Aim: Return each line that holds the word "JSON".

Exercise input:
------------

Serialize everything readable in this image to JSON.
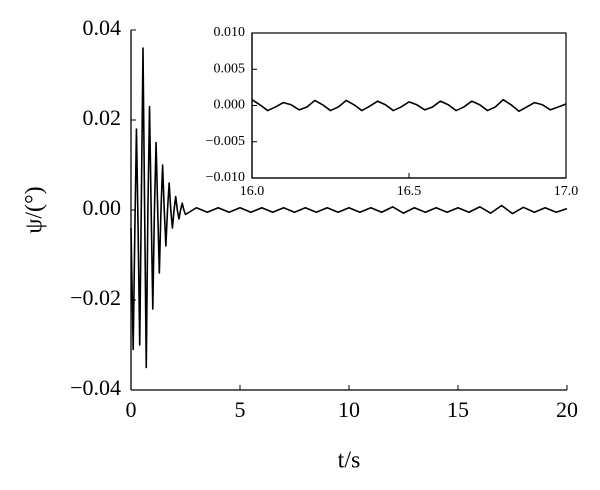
{
  "chart_data": [
    {
      "type": "line",
      "x_label": "t/s",
      "y_label": "ψ/(°)",
      "color": "#000000",
      "xlim": [
        0,
        20
      ],
      "ylim": [
        -0.04,
        0.04
      ],
      "xticks": [
        0,
        5,
        10,
        15,
        20
      ],
      "yticks": [
        {
          "value": -0.04,
          "label": "−0.04"
        },
        {
          "value": -0.02,
          "label": "−0.02"
        },
        {
          "value": 0,
          "label": "0.00"
        },
        0.02,
        0.04
      ],
      "x": [
        0,
        0.1,
        0.175,
        0.25,
        0.325,
        0.4,
        0.475,
        0.55,
        0.625,
        0.7,
        0.775,
        0.85,
        0.925,
        1.0,
        1.075,
        1.15,
        1.225,
        1.3,
        1.375,
        1.45,
        1.525,
        1.6,
        1.675,
        1.75,
        1.825,
        1.9,
        1.975,
        2.05,
        2.125,
        2.2,
        2.275,
        2.35,
        2.425,
        2.5,
        3,
        3.5,
        4,
        4.5,
        5,
        5.5,
        6,
        6.5,
        7,
        7.5,
        8,
        8.5,
        9,
        9.5,
        10,
        10.5,
        11,
        11.5,
        12,
        12.5,
        13,
        13.5,
        14,
        14.5,
        15,
        15.5,
        16,
        16.5,
        17,
        17.5,
        18,
        18.5,
        19,
        19.5,
        20
      ],
      "values": [
        -0.004,
        -0.031,
        -0.005,
        0.018,
        -0.004,
        -0.03,
        0.002,
        0.036,
        0,
        -0.035,
        0,
        0.023,
        0,
        -0.022,
        0,
        0.015,
        0,
        -0.014,
        0,
        0.01,
        0,
        -0.008,
        0,
        0.006,
        0,
        -0.004,
        0,
        0.003,
        0,
        -0.002,
        0,
        0.0015,
        0,
        -0.001,
        0.0005,
        -0.0005,
        0.0005,
        -0.0005,
        0.0005,
        -0.0005,
        0.0005,
        -0.0005,
        0.0005,
        -0.0005,
        0.0005,
        -0.0005,
        0.0005,
        -0.0005,
        0.0005,
        -0.0005,
        0.0005,
        -0.0005,
        0.0007,
        -0.0007,
        0.0005,
        -0.0005,
        0.0005,
        -0.0005,
        0.0005,
        -0.0005,
        0.0007,
        -0.0007,
        0.001,
        -0.0008,
        0.0006,
        -0.0005,
        0.0005,
        -0.0005,
        0.0003
      ]
    },
    {
      "type": "line",
      "color": "#000000",
      "xlim": [
        16,
        17
      ],
      "ylim": [
        -0.01,
        0.01
      ],
      "xticks": [
        {
          "value": 16,
          "label": "16.0"
        },
        {
          "value": 16.5,
          "label": "16.5"
        },
        {
          "value": 17,
          "label": "17.0"
        }
      ],
      "yticks": [
        {
          "value": -0.01,
          "label": "−0.010"
        },
        {
          "value": -0.005,
          "label": "−0.005"
        },
        {
          "value": 0,
          "label": "0.000"
        },
        0.005,
        {
          "value": 0.01,
          "label": "0.010"
        }
      ],
      "x": [
        16,
        16.025,
        16.05,
        16.075,
        16.1,
        16.125,
        16.15,
        16.175,
        16.2,
        16.225,
        16.25,
        16.275,
        16.3,
        16.325,
        16.35,
        16.375,
        16.4,
        16.425,
        16.45,
        16.475,
        16.5,
        16.525,
        16.55,
        16.575,
        16.6,
        16.625,
        16.65,
        16.675,
        16.7,
        16.725,
        16.75,
        16.775,
        16.8,
        16.825,
        16.85,
        16.875,
        16.9,
        16.925,
        16.95,
        16.975,
        17
      ],
      "values": [
        0.0008,
        0.0001,
        -0.0007,
        -0.0002,
        0.0004,
        0.0001,
        -0.0006,
        -0.0002,
        0.0007,
        0.0001,
        -0.0007,
        -0.0002,
        0.0007,
        0.0001,
        -0.0007,
        -0.0001,
        0.0006,
        0.0001,
        -0.0007,
        -0.0002,
        0.0005,
        0.0001,
        -0.0006,
        -0.0002,
        0.0006,
        0.0001,
        -0.0007,
        -0.0002,
        0.0006,
        0.0001,
        -0.0007,
        -0.0002,
        0.0008,
        0.0001,
        -0.0008,
        -0.0002,
        0.0004,
        0.0001,
        -0.0006,
        -0.0002,
        0.0002
      ]
    }
  ]
}
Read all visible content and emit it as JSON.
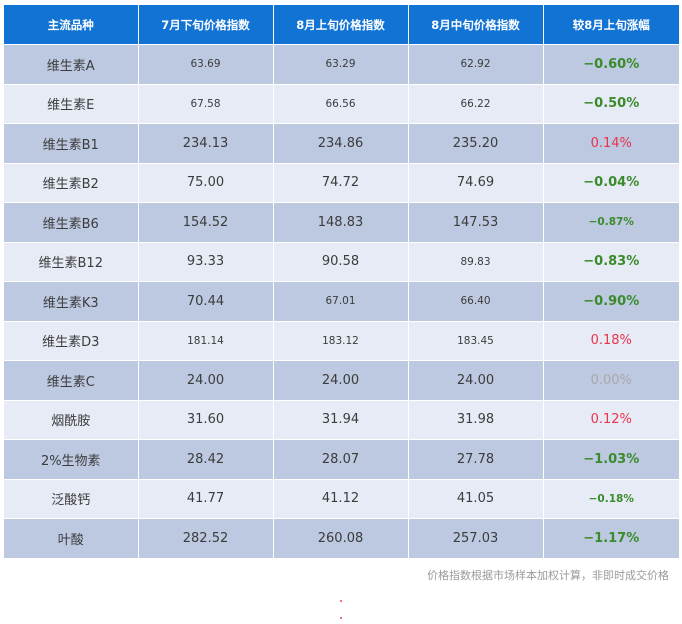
{
  "headers": [
    "主流品种",
    "7月下旬价格指数",
    "8月上旬价格指数",
    "8月中旬价格指数",
    "较8月上旬涨幅"
  ],
  "rows": [
    {
      "name": "维生素A",
      "jul_late": "63.69",
      "aug_early": "63.29",
      "aug_mid": "62.92",
      "change": "−0.60%",
      "trend": "down"
    },
    {
      "name": "维生素E",
      "jul_late": "67.58",
      "aug_early": "66.56",
      "aug_mid": "66.22",
      "change": "−0.50%",
      "trend": "down"
    },
    {
      "name": "维生素B1",
      "jul_late": "234.13",
      "aug_early": "234.86",
      "aug_mid": "235.20",
      "change": "0.14%",
      "trend": "up"
    },
    {
      "name": "维生素B2",
      "jul_late": "75.00",
      "aug_early": "74.72",
      "aug_mid": "74.69",
      "change": "−0.04%",
      "trend": "down"
    },
    {
      "name": "维生素B6",
      "jul_late": "154.52",
      "aug_early": "148.83",
      "aug_mid": "147.53",
      "change": "−0.87%",
      "trend": "down"
    },
    {
      "name": "维生素B12",
      "jul_late": "93.33",
      "aug_early": "90.58",
      "aug_mid": "89.83",
      "change": "−0.83%",
      "trend": "down"
    },
    {
      "name": "维生素K3",
      "jul_late": "70.44",
      "aug_early": "67.01",
      "aug_mid": "66.40",
      "change": "−0.90%",
      "trend": "down"
    },
    {
      "name": "维生素D3",
      "jul_late": "181.14",
      "aug_early": "183.12",
      "aug_mid": "183.45",
      "change": "0.18%",
      "trend": "up"
    },
    {
      "name": "维生素C",
      "jul_late": "24.00",
      "aug_early": "24.00",
      "aug_mid": "24.00",
      "change": "0.00%",
      "trend": "zero"
    },
    {
      "name": "烟酰胺",
      "jul_late": "31.60",
      "aug_early": "31.94",
      "aug_mid": "31.98",
      "change": "0.12%",
      "trend": "up"
    },
    {
      "name": "2%生物素",
      "jul_late": "28.42",
      "aug_early": "28.07",
      "aug_mid": "27.78",
      "change": "−1.03%",
      "trend": "down"
    },
    {
      "name": "泛酸钙",
      "jul_late": "41.77",
      "aug_early": "41.12",
      "aug_mid": "41.05",
      "change": "−0.18%",
      "trend": "down"
    },
    {
      "name": "叶酸",
      "jul_late": "282.52",
      "aug_early": "260.08",
      "aug_mid": "257.03",
      "change": "−1.17%",
      "trend": "down"
    }
  ],
  "footnote": "价格指数根据市场样本加权计算，非即时成交价格",
  "colors": {
    "header_bg": "#1173d4",
    "row_odd": "#bcc9e0",
    "row_even": "#e6ebf5",
    "down": "#3b8a2c",
    "up": "#e8344a",
    "zero": "#a8a8a8"
  }
}
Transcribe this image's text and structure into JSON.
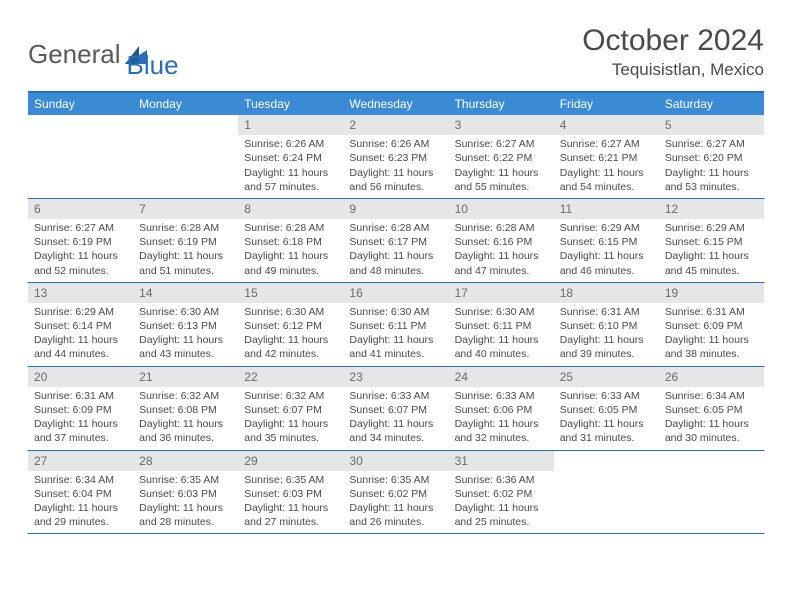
{
  "logo": {
    "part1": "General",
    "part2": "Blue"
  },
  "title": "October 2024",
  "location": "Tequisistlan, Mexico",
  "colors": {
    "header_bg": "#3b8bd4",
    "border": "#2a6fb5",
    "daynum_bg": "#e6e6e6",
    "text": "#4a4a4a"
  },
  "dow": [
    "Sunday",
    "Monday",
    "Tuesday",
    "Wednesday",
    "Thursday",
    "Friday",
    "Saturday"
  ],
  "weeks": [
    [
      null,
      null,
      {
        "n": "1",
        "sr": "6:26 AM",
        "ss": "6:24 PM",
        "dl": "11 hours and 57 minutes."
      },
      {
        "n": "2",
        "sr": "6:26 AM",
        "ss": "6:23 PM",
        "dl": "11 hours and 56 minutes."
      },
      {
        "n": "3",
        "sr": "6:27 AM",
        "ss": "6:22 PM",
        "dl": "11 hours and 55 minutes."
      },
      {
        "n": "4",
        "sr": "6:27 AM",
        "ss": "6:21 PM",
        "dl": "11 hours and 54 minutes."
      },
      {
        "n": "5",
        "sr": "6:27 AM",
        "ss": "6:20 PM",
        "dl": "11 hours and 53 minutes."
      }
    ],
    [
      {
        "n": "6",
        "sr": "6:27 AM",
        "ss": "6:19 PM",
        "dl": "11 hours and 52 minutes."
      },
      {
        "n": "7",
        "sr": "6:28 AM",
        "ss": "6:19 PM",
        "dl": "11 hours and 51 minutes."
      },
      {
        "n": "8",
        "sr": "6:28 AM",
        "ss": "6:18 PM",
        "dl": "11 hours and 49 minutes."
      },
      {
        "n": "9",
        "sr": "6:28 AM",
        "ss": "6:17 PM",
        "dl": "11 hours and 48 minutes."
      },
      {
        "n": "10",
        "sr": "6:28 AM",
        "ss": "6:16 PM",
        "dl": "11 hours and 47 minutes."
      },
      {
        "n": "11",
        "sr": "6:29 AM",
        "ss": "6:15 PM",
        "dl": "11 hours and 46 minutes."
      },
      {
        "n": "12",
        "sr": "6:29 AM",
        "ss": "6:15 PM",
        "dl": "11 hours and 45 minutes."
      }
    ],
    [
      {
        "n": "13",
        "sr": "6:29 AM",
        "ss": "6:14 PM",
        "dl": "11 hours and 44 minutes."
      },
      {
        "n": "14",
        "sr": "6:30 AM",
        "ss": "6:13 PM",
        "dl": "11 hours and 43 minutes."
      },
      {
        "n": "15",
        "sr": "6:30 AM",
        "ss": "6:12 PM",
        "dl": "11 hours and 42 minutes."
      },
      {
        "n": "16",
        "sr": "6:30 AM",
        "ss": "6:11 PM",
        "dl": "11 hours and 41 minutes."
      },
      {
        "n": "17",
        "sr": "6:30 AM",
        "ss": "6:11 PM",
        "dl": "11 hours and 40 minutes."
      },
      {
        "n": "18",
        "sr": "6:31 AM",
        "ss": "6:10 PM",
        "dl": "11 hours and 39 minutes."
      },
      {
        "n": "19",
        "sr": "6:31 AM",
        "ss": "6:09 PM",
        "dl": "11 hours and 38 minutes."
      }
    ],
    [
      {
        "n": "20",
        "sr": "6:31 AM",
        "ss": "6:09 PM",
        "dl": "11 hours and 37 minutes."
      },
      {
        "n": "21",
        "sr": "6:32 AM",
        "ss": "6:08 PM",
        "dl": "11 hours and 36 minutes."
      },
      {
        "n": "22",
        "sr": "6:32 AM",
        "ss": "6:07 PM",
        "dl": "11 hours and 35 minutes."
      },
      {
        "n": "23",
        "sr": "6:33 AM",
        "ss": "6:07 PM",
        "dl": "11 hours and 34 minutes."
      },
      {
        "n": "24",
        "sr": "6:33 AM",
        "ss": "6:06 PM",
        "dl": "11 hours and 32 minutes."
      },
      {
        "n": "25",
        "sr": "6:33 AM",
        "ss": "6:05 PM",
        "dl": "11 hours and 31 minutes."
      },
      {
        "n": "26",
        "sr": "6:34 AM",
        "ss": "6:05 PM",
        "dl": "11 hours and 30 minutes."
      }
    ],
    [
      {
        "n": "27",
        "sr": "6:34 AM",
        "ss": "6:04 PM",
        "dl": "11 hours and 29 minutes."
      },
      {
        "n": "28",
        "sr": "6:35 AM",
        "ss": "6:03 PM",
        "dl": "11 hours and 28 minutes."
      },
      {
        "n": "29",
        "sr": "6:35 AM",
        "ss": "6:03 PM",
        "dl": "11 hours and 27 minutes."
      },
      {
        "n": "30",
        "sr": "6:35 AM",
        "ss": "6:02 PM",
        "dl": "11 hours and 26 minutes."
      },
      {
        "n": "31",
        "sr": "6:36 AM",
        "ss": "6:02 PM",
        "dl": "11 hours and 25 minutes."
      },
      null,
      null
    ]
  ],
  "labels": {
    "sunrise": "Sunrise:",
    "sunset": "Sunset:",
    "daylight": "Daylight:"
  }
}
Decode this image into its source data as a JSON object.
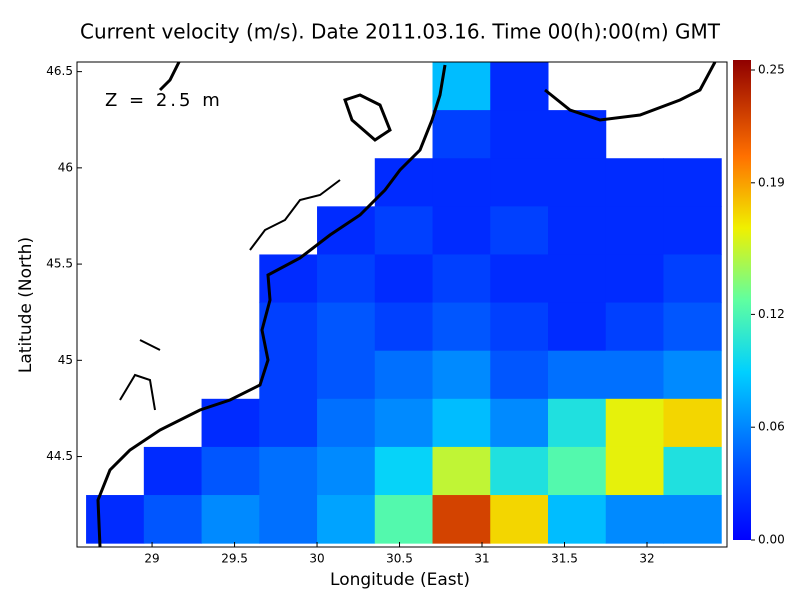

------------

Correct answer:
Serialize everything readable in this image to JSON.
Read all visible content and emit it as JSON.
Transcribe this image's text and structure into JSON.
Decode this image into its source data as a JSON object.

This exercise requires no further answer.